▶ _TASK DETAILS_: What follows is a set of records, each of which is to be written out exactly.

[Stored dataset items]
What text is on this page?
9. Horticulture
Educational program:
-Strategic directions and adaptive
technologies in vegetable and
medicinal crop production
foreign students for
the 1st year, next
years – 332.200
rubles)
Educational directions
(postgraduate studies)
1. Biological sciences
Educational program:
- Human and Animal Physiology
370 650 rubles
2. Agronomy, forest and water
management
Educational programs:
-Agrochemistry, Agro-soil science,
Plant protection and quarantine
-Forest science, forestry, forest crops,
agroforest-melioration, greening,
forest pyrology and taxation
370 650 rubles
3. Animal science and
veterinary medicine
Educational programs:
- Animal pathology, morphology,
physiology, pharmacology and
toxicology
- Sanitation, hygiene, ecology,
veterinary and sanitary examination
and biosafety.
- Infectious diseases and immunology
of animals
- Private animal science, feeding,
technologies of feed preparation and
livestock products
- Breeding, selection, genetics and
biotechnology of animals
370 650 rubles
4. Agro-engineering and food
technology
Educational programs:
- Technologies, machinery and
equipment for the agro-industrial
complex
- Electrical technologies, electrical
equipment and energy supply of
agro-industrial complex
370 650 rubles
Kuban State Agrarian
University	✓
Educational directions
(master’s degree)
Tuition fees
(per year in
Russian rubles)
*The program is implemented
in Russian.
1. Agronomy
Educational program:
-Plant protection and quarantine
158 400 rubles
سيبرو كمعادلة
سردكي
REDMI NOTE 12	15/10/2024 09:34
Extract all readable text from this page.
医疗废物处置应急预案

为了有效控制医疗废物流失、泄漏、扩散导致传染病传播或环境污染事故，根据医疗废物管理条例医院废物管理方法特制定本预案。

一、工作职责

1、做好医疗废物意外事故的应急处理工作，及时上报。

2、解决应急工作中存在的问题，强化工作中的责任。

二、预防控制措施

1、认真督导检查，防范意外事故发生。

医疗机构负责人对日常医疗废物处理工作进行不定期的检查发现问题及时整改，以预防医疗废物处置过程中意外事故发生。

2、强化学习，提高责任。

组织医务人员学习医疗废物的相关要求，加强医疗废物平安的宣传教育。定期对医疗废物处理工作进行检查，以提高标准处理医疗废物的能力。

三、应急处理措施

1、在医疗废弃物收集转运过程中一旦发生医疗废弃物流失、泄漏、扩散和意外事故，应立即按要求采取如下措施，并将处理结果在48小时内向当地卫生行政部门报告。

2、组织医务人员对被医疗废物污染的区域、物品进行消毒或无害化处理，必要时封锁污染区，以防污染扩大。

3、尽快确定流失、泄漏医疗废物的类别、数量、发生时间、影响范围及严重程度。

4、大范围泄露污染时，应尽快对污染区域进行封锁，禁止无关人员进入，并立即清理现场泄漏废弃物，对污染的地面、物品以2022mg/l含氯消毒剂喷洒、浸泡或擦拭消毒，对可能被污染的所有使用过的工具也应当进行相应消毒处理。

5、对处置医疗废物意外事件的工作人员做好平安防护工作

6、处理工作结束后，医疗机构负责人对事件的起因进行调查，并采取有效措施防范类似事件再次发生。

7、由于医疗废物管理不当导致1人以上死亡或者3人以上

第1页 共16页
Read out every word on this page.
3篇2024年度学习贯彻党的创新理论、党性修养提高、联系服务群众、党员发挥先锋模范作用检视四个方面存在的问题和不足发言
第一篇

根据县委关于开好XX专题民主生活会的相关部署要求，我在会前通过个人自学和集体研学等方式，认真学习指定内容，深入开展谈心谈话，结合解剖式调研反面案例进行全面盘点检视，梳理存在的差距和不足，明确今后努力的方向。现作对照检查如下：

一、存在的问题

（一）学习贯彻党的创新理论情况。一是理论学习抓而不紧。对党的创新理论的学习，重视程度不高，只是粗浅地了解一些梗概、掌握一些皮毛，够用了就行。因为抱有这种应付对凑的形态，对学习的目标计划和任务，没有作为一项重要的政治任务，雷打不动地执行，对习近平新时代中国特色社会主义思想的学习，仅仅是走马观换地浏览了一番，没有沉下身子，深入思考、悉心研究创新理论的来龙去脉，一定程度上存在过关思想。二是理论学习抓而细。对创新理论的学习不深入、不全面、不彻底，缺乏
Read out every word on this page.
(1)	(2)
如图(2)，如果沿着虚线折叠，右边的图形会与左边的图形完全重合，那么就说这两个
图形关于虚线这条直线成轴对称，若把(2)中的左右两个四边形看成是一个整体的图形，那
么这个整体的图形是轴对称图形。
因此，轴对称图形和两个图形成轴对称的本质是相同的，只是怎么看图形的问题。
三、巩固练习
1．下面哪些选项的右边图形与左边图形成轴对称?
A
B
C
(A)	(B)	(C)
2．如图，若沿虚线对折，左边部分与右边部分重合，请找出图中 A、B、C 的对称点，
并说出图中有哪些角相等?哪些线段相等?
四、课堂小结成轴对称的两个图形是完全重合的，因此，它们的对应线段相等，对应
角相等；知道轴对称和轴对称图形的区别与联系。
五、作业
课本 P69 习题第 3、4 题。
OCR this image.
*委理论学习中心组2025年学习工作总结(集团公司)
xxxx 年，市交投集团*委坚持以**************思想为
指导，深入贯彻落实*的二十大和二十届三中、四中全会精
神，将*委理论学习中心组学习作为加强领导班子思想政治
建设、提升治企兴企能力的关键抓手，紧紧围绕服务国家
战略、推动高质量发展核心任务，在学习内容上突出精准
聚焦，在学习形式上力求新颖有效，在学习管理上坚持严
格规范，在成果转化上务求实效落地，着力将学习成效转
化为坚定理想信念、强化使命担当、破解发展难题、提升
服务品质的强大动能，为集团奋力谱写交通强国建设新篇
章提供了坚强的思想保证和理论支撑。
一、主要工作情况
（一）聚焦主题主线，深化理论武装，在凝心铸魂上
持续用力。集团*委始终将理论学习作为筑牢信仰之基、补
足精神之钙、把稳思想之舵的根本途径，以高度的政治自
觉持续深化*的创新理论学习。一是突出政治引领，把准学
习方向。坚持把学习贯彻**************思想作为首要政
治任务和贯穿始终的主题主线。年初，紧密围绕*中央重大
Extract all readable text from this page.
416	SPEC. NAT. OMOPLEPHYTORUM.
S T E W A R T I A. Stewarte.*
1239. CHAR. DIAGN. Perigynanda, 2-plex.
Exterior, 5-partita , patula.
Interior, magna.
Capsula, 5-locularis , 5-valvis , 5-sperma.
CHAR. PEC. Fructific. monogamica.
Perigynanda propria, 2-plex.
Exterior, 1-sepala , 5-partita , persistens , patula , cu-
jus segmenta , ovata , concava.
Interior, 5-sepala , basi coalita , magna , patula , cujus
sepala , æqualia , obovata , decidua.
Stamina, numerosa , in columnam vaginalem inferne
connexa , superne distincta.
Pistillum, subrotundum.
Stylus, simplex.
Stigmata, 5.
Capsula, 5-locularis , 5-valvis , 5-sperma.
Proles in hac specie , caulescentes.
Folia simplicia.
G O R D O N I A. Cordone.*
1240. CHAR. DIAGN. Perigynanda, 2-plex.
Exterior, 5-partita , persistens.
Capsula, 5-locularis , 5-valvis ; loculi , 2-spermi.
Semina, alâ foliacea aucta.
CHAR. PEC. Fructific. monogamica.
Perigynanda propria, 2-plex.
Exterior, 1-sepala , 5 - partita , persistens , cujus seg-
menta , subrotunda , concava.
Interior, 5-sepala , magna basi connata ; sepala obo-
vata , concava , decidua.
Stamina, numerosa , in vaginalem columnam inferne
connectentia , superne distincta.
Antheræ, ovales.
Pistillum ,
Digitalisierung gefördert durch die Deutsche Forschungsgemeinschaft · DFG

▶ _EXERCISE OUTPUT_:
What text is on this page?
9. Horticulture
Educational program:
-Strategic directions and adaptive
technologies in vegetable and
medicinal crop production
foreign students for
the 1st year, next
years – 332.200
rubles)
Educational directions
(postgraduate studies)
1. Biological sciences
Educational program:
- Human and Animal Physiology
370 650 rubles
2. Agronomy, forest and water
management
Educational programs:
-Agrochemistry, Agro-soil science,
Plant protection and quarantine
-Forest science, forestry, forest crops,
agroforest-melioration, greening,
forest pyrology and taxation
370 650 rubles
3. Animal science and
veterinary medicine
Educational programs:
- Animal pathology, morphology,
physiology, pharmacology and
toxicology
- Sanitation, hygiene, ecology,
veterinary and sanitary examination
and biosafety.
- Infectious diseases and immunology
of animals
- Private animal science, feeding,
technologies of feed preparation and
livestock products
- Breeding, selection, genetics and
biotechnology of animals
370 650 rubles
4. Agro-engineering and food
technology
Educational programs:
- Technologies, machinery and
equipment for the agro-industrial
complex
- Electrical technologies, electrical
equipment and energy supply of
agro-industrial complex
370 650 rubles
Kuban State Agrarian
University	✓
Educational directions
(master’s degree)
Tuition fees
(per year in
Russian rubles)
*The program is implemented
in Russian.
1. Agronomy
Educational program:
-Plant protection and quarantine
158 400 rubles
سيبرو كمعادلة
سردكي
REDMI NOTE 12	15/10/2024 09:34
Extract all readable text from this page.
医疗废物处置应急预案

为了有效控制医疗废物流失、泄漏、扩散导致传染病传播或环境污染事故，根据医疗废物管理条例医院废物管理方法特制定本预案。

一、工作职责

1、做好医疗废物意外事故的应急处理工作，及时上报。

2、解决应急工作中存在的问题，强化工作中的责任。

二、预防控制措施

1、认真督导检查，防范意外事故发生。

医疗机构负责人对日常医疗废物处理工作进行不定期的检查发现问题及时整改，以预防医疗废物处置过程中意外事故发生。

2、强化学习，提高责任。

组织医务人员学习医疗废物的相关要求，加强医疗废物平安的宣传教育。定期对医疗废物处理工作进行检查，以提高标准处理医疗废物的能力。

三、应急处理措施

1、在医疗废弃物收集转运过程中一旦发生医疗废弃物流失、泄漏、扩散和意外事故，应立即按要求采取如下措施，并将处理结果在48小时内向当地卫生行政部门报告。

2、组织医务人员对被医疗废物污染的区域、物品进行消毒或无害化处理，必要时封锁污染区，以防污染扩大。

3、尽快确定流失、泄漏医疗废物的类别、数量、发生时间、影响范围及严重程度。

4、大范围泄露污染时，应尽快对污染区域进行封锁，禁止无关人员进入，并立即清理现场泄漏废弃物，对污染的地面、物品以2022mg/l含氯消毒剂喷洒、浸泡或擦拭消毒，对可能被污染的所有使用过的工具也应当进行相应消毒处理。

5、对处置医疗废物意外事件的工作人员做好平安防护工作

6、处理工作结束后，医疗机构负责人对事件的起因进行调查，并采取有效措施防范类似事件再次发生。

7、由于医疗废物管理不当导致1人以上死亡或者3人以上

第1页 共16页
Read out every word on this page.
3篇2024年度学习贯彻党的创新理论、党性修养提高、联系服务群众、党员发挥先锋模范作用检视四个方面存在的问题和不足发言
第一篇

根据县委关于开好XX专题民主生活会的相关部署要求，我在会前通过个人自学和集体研学等方式，认真学习指定内容，深入开展谈心谈话，结合解剖式调研反面案例进行全面盘点检视，梳理存在的差距和不足，明确今后努力的方向。现作对照检查如下：

一、存在的问题

（一）学习贯彻党的创新理论情况。一是理论学习抓而不紧。对党的创新理论的学习，重视程度不高，只是粗浅地了解一些梗概、掌握一些皮毛，够用了就行。因为抱有这种应付对凑的形态，对学习的目标计划和任务，没有作为一项重要的政治任务，雷打不动地执行，对习近平新时代中国特色社会主义思想的学习，仅仅是走马观换地浏览了一番，没有沉下身子，深入思考、悉心研究创新理论的来龙去脉，一定程度上存在过关思想。二是理论学习抓而细。对创新理论的学习不深入、不全面、不彻底，缺乏
Read out every word on this page.
(1)	(2)
如图(2)，如果沿着虚线折叠，右边的图形会与左边的图形完全重合，那么就说这两个
图形关于虚线这条直线成轴对称，若把(2)中的左右两个四边形看成是一个整体的图形，那
么这个整体的图形是轴对称图形。
因此，轴对称图形和两个图形成轴对称的本质是相同的，只是怎么看图形的问题。
三、巩固练习
1．下面哪些选项的右边图形与左边图形成轴对称?
A
B
C
(A)	(B)	(C)
2．如图，若沿虚线对折，左边部分与右边部分重合，请找出图中 A、B、C 的对称点，
并说出图中有哪些角相等?哪些线段相等?
四、课堂小结成轴对称的两个图形是完全重合的，因此，它们的对应线段相等，对应
角相等；知道轴对称和轴对称图形的区别与联系。
五、作业
课本 P69 习题第 3、4 题。
OCR this image.
*委理论学习中心组2025年学习工作总结(集团公司)
xxxx 年，市交投集团*委坚持以**************思想为
指导，深入贯彻落实*的二十大和二十届三中、四中全会精
神，将*委理论学习中心组学习作为加强领导班子思想政治
建设、提升治企兴企能力的关键抓手，紧紧围绕服务国家
战略、推动高质量发展核心任务，在学习内容上突出精准
聚焦，在学习形式上力求新颖有效，在学习管理上坚持严
格规范，在成果转化上务求实效落地，着力将学习成效转
化为坚定理想信念、强化使命担当、破解发展难题、提升
服务品质的强大动能，为集团奋力谱写交通强国建设新篇
章提供了坚强的思想保证和理论支撑。
一、主要工作情况
（一）聚焦主题主线，深化理论武装，在凝心铸魂上
持续用力。集团*委始终将理论学习作为筑牢信仰之基、补
足精神之钙、把稳思想之舵的根本途径，以高度的政治自
觉持续深化*的创新理论学习。一是突出政治引领，把准学
习方向。坚持把学习贯彻**************思想作为首要政
治任务和贯穿始终的主题主线。年初，紧密围绕*中央重大
Extract all readable text from this page.
416	SPEC. NAT. OMOPLEPHYTORUM.
S T E W A R T I A. Stewarte.*
1239. CHAR. DIAGN. Perigynanda, 2-plex.
Exterior, 5-partita , patula.
Interior, magna.
Capsula, 5-locularis , 5-valvis , 5-sperma.
CHAR. PEC. Fructific. monogamica.
Perigynanda propria, 2-plex.
Exterior, 1-sepala , 5-partita , persistens , patula , cu-
jus segmenta , ovata , concava.
Interior, 5-sepala , basi coalita , magna , patula , cujus
sepala , æqualia , obovata , decidua.
Stamina, numerosa , in columnam vaginalem inferne
connexa , superne distincta.
Pistillum, subrotundum.
Stylus, simplex.
Stigmata, 5.
Capsula, 5-locularis , 5-valvis , 5-sperma.
Proles in hac specie , caulescentes.
Folia simplicia.
G O R D O N I A. Cordone.*
1240. CHAR. DIAGN. Perigynanda, 2-plex.
Exterior, 5-partita , persistens.
Capsula, 5-locularis , 5-valvis ; loculi , 2-spermi.
Semina, alâ foliacea aucta.
CHAR. PEC. Fructific. monogamica.
Perigynanda propria, 2-plex.
Exterior, 1-sepala , 5 - partita , persistens , cujus seg-
menta , subrotunda , concava.
Interior, 5-sepala , magna basi connata ; sepala obo-
vata , concava , decidua.
Stamina, numerosa , in vaginalem columnam inferne
connectentia , superne distincta.
Antheræ, ovales.
Pistillum ,
Digitalisierung gefördert durch die Deutsche Forschungsgemeinschaft · DFG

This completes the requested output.